ENTRIES PROVIDED:
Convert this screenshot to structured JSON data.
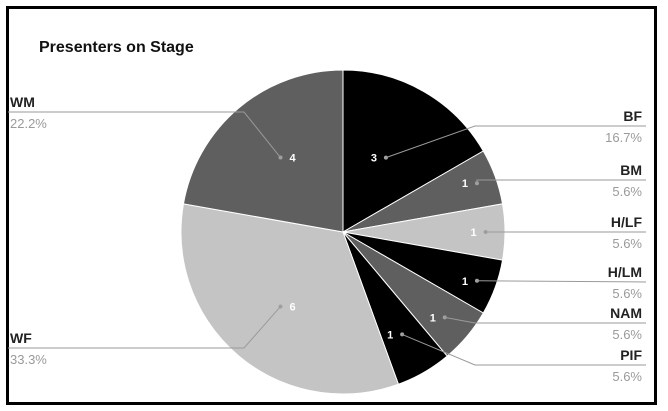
{
  "chart_data": {
    "type": "pie",
    "title": "Presenters on Stage",
    "slices": [
      {
        "label": "BF",
        "value": 3,
        "percent": "16.7%",
        "color": "#000000"
      },
      {
        "label": "BM",
        "value": 1,
        "percent": "5.6%",
        "color": "#5f5f5f"
      },
      {
        "label": "H/LF",
        "value": 1,
        "percent": "5.6%",
        "color": "#c4c4c4"
      },
      {
        "label": "H/LM",
        "value": 1,
        "percent": "5.6%",
        "color": "#000000"
      },
      {
        "label": "NAM",
        "value": 1,
        "percent": "5.6%",
        "color": "#5f5f5f"
      },
      {
        "label": "PIF",
        "value": 1,
        "percent": "5.6%",
        "color": "#000000"
      },
      {
        "label": "WF",
        "value": 6,
        "percent": "33.3%",
        "color": "#c4c4c4"
      },
      {
        "label": "WM",
        "value": 4,
        "percent": "22.2%",
        "color": "#5f5f5f"
      }
    ],
    "legend": "outside-labels"
  }
}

WHAT TO DO:
Pictures appear in the records above. Output everything except them, exactly.

FINISHED TASK:
Convert this screenshot to structured JSON data.
{
  "chart_data": {
    "type": "pie",
    "title": "Presenters on Stage",
    "slices": [
      {
        "label": "BF",
        "value": 3,
        "percent": "16.7%",
        "color": "#000000"
      },
      {
        "label": "BM",
        "value": 1,
        "percent": "5.6%",
        "color": "#5f5f5f"
      },
      {
        "label": "H/LF",
        "value": 1,
        "percent": "5.6%",
        "color": "#c4c4c4"
      },
      {
        "label": "H/LM",
        "value": 1,
        "percent": "5.6%",
        "color": "#000000"
      },
      {
        "label": "NAM",
        "value": 1,
        "percent": "5.6%",
        "color": "#5f5f5f"
      },
      {
        "label": "PIF",
        "value": 1,
        "percent": "5.6%",
        "color": "#000000"
      },
      {
        "label": "WF",
        "value": 6,
        "percent": "33.3%",
        "color": "#c4c4c4"
      },
      {
        "label": "WM",
        "value": 4,
        "percent": "22.2%",
        "color": "#5f5f5f"
      }
    ],
    "legend": "outside-labels"
  }
}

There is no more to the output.